Figure content listings
────────

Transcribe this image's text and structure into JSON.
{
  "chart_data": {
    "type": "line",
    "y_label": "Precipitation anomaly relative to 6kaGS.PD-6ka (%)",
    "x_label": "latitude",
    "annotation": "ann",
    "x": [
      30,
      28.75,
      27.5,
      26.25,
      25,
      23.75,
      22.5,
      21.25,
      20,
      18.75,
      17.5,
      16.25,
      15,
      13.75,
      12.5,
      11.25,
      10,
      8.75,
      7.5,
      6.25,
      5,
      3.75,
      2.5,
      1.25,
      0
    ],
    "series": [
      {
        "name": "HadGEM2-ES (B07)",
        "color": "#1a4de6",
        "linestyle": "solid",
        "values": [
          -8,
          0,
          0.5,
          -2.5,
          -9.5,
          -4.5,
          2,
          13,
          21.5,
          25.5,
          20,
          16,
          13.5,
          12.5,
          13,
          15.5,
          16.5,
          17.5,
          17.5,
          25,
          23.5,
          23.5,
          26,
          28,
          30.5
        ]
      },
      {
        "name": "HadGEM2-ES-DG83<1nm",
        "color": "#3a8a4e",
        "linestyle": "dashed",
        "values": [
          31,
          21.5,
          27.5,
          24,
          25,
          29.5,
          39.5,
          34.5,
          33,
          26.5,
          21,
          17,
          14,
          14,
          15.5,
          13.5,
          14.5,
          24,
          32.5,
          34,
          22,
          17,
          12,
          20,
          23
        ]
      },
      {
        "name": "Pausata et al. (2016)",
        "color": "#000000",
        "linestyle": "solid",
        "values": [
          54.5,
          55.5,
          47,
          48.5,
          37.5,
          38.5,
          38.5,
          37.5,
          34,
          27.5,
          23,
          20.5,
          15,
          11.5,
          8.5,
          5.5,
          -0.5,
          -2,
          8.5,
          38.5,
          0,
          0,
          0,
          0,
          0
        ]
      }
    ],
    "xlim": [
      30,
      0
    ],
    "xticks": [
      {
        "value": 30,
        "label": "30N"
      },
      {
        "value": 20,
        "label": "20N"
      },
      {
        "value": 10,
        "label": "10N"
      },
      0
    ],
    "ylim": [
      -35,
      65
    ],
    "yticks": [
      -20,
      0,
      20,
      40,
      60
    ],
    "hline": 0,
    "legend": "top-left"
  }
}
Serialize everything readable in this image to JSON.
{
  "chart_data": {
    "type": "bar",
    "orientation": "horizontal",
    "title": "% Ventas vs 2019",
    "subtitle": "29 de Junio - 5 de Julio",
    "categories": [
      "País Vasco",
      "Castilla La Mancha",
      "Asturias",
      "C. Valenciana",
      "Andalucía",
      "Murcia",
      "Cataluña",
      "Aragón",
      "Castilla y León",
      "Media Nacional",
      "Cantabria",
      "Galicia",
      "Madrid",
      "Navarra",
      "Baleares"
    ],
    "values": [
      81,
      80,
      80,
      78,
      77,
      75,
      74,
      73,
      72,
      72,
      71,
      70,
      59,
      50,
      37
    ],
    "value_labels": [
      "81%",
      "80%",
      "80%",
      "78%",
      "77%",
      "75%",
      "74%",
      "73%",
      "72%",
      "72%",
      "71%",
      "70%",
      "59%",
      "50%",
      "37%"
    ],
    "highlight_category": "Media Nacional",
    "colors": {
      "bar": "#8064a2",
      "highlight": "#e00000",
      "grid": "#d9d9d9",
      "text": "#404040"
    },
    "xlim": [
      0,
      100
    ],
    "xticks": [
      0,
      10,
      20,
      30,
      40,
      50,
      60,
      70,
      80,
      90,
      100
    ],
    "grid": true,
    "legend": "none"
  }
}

────────

The request
Print all of the data exactly as it was given.

Final result
Transcribe this image's text and structure into JSON.
{
  "chart_data": {
    "type": "line",
    "y_label": "Precipitation anomaly relative to 6kaGS.PD-6ka (%)",
    "x_label": "latitude",
    "annotation": "ann",
    "x": [
      30,
      28.75,
      27.5,
      26.25,
      25,
      23.75,
      22.5,
      21.25,
      20,
      18.75,
      17.5,
      16.25,
      15,
      13.75,
      12.5,
      11.25,
      10,
      8.75,
      7.5,
      6.25,
      5,
      3.75,
      2.5,
      1.25,
      0
    ],
    "series": [
      {
        "name": "HadGEM2-ES (B07)",
        "color": "#1a4de6",
        "linestyle": "solid",
        "values": [
          -8,
          0,
          0.5,
          -2.5,
          -9.5,
          -4.5,
          2,
          13,
          21.5,
          25.5,
          20,
          16,
          13.5,
          12.5,
          13,
          15.5,
          16.5,
          17.5,
          17.5,
          25,
          23.5,
          23.5,
          26,
          28,
          30.5
        ]
      },
      {
        "name": "HadGEM2-ES-DG83<1nm",
        "color": "#3a8a4e",
        "linestyle": "dashed",
        "values": [
          31,
          21.5,
          27.5,
          24,
          25,
          29.5,
          39.5,
          34.5,
          33,
          26.5,
          21,
          17,
          14,
          14,
          15.5,
          13.5,
          14.5,
          24,
          32.5,
          34,
          22,
          17,
          12,
          20,
          23
        ]
      },
      {
        "name": "Pausata et al. (2016)",
        "color": "#000000",
        "linestyle": "solid",
        "values": [
          54.5,
          55.5,
          47,
          48.5,
          37.5,
          38.5,
          38.5,
          37.5,
          34,
          27.5,
          23,
          20.5,
          15,
          11.5,
          8.5,
          5.5,
          -0.5,
          -2,
          8.5,
          38.5,
          0,
          0,
          0,
          0,
          0
        ]
      }
    ],
    "xlim": [
      30,
      0
    ],
    "xticks": [
      {
        "value": 30,
        "label": "30N"
      },
      {
        "value": 20,
        "label": "20N"
      },
      {
        "value": 10,
        "label": "10N"
      },
      0
    ],
    "ylim": [
      -35,
      65
    ],
    "yticks": [
      -20,
      0,
      20,
      40,
      60
    ],
    "hline": 0,
    "legend": "top-left"
  }
}
Serialize everything readable in this image to JSON.
{
  "chart_data": {
    "type": "bar",
    "orientation": "horizontal",
    "title": "% Ventas vs 2019",
    "subtitle": "29 de Junio - 5 de Julio",
    "categories": [
      "País Vasco",
      "Castilla La Mancha",
      "Asturias",
      "C. Valenciana",
      "Andalucía",
      "Murcia",
      "Cataluña",
      "Aragón",
      "Castilla y León",
      "Media Nacional",
      "Cantabria",
      "Galicia",
      "Madrid",
      "Navarra",
      "Baleares"
    ],
    "values": [
      81,
      80,
      80,
      78,
      77,
      75,
      74,
      73,
      72,
      72,
      71,
      70,
      59,
      50,
      37
    ],
    "value_labels": [
      "81%",
      "80%",
      "80%",
      "78%",
      "77%",
      "75%",
      "74%",
      "73%",
      "72%",
      "72%",
      "71%",
      "70%",
      "59%",
      "50%",
      "37%"
    ],
    "highlight_category": "Media Nacional",
    "colors": {
      "bar": "#8064a2",
      "highlight": "#e00000",
      "grid": "#d9d9d9",
      "text": "#404040"
    },
    "xlim": [
      0,
      100
    ],
    "xticks": [
      0,
      10,
      20,
      30,
      40,
      50,
      60,
      70,
      80,
      90,
      100
    ],
    "grid": true,
    "legend": "none"
  }
}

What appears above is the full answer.